▸ **Goal of the exercise**
Identify the lines holding "LOCATION" and copy them.

# Start of Provided data

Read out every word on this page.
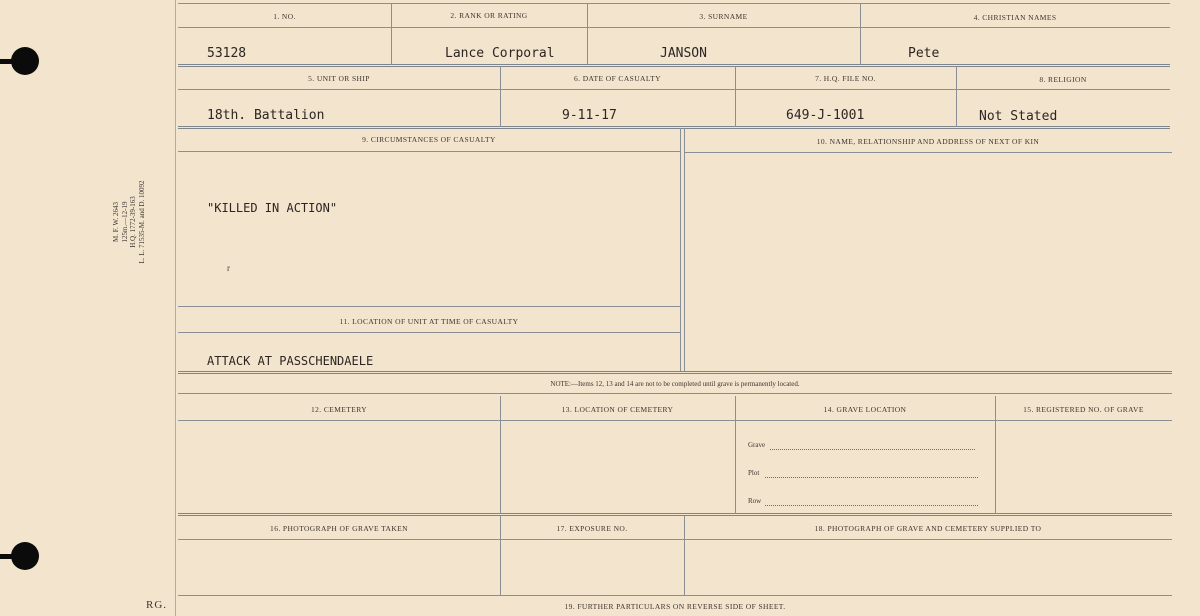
M. F. W. 2643 125m.—12-19 H.Q. 1772-39-163 L. L. 71535-M. and D. 10092
RG.
1. NO.	2. RANK OR RATING	3. SURNAME	4. CHRISTIAN NAMES
53128	Lance Corporal	JANSON	Pete
5. UNIT OR SHIP	6. DATE OF CASUALTY	7. H.Q. FILE NO.	8. RELIGION
18th. Battalion	9-11-17	649-J-1001	Not Stated
9. CIRCUMSTANCES OF CASUALTY	10. NAME, RELATIONSHIP AND ADDRESS OF NEXT OF KIN
"KILLED IN ACTION"
r
11. LOCATION OF UNIT AT TIME OF CASUALTY
ATTACK AT PASSCHENDAELE
NOTE:—Items 12, 13 and 14 are not to be completed until grave is permanently located.
12. CEMETERY	13. LOCATION OF CEMETERY	14. GRAVE LOCATION	15. REGISTERED NO. OF GRAVE
Grave
Plot
Row
16. PHOTOGRAPH OF GRAVE TAKEN	17. EXPOSURE NO.	18. PHOTOGRAPH OF GRAVE AND CEMETERY SUPPLIED TO
19. FURTHER PARTICULARS ON REVERSE SIDE OF SHEET.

# End of Provided data

▸ **Full answer**
11. LOCATION OF UNIT AT TIME OF CASUALTY
12. CEMETERY	13. LOCATION OF CEMETERY	14. GRAVE LOCATION	15. REGISTERED NO. OF GRAVE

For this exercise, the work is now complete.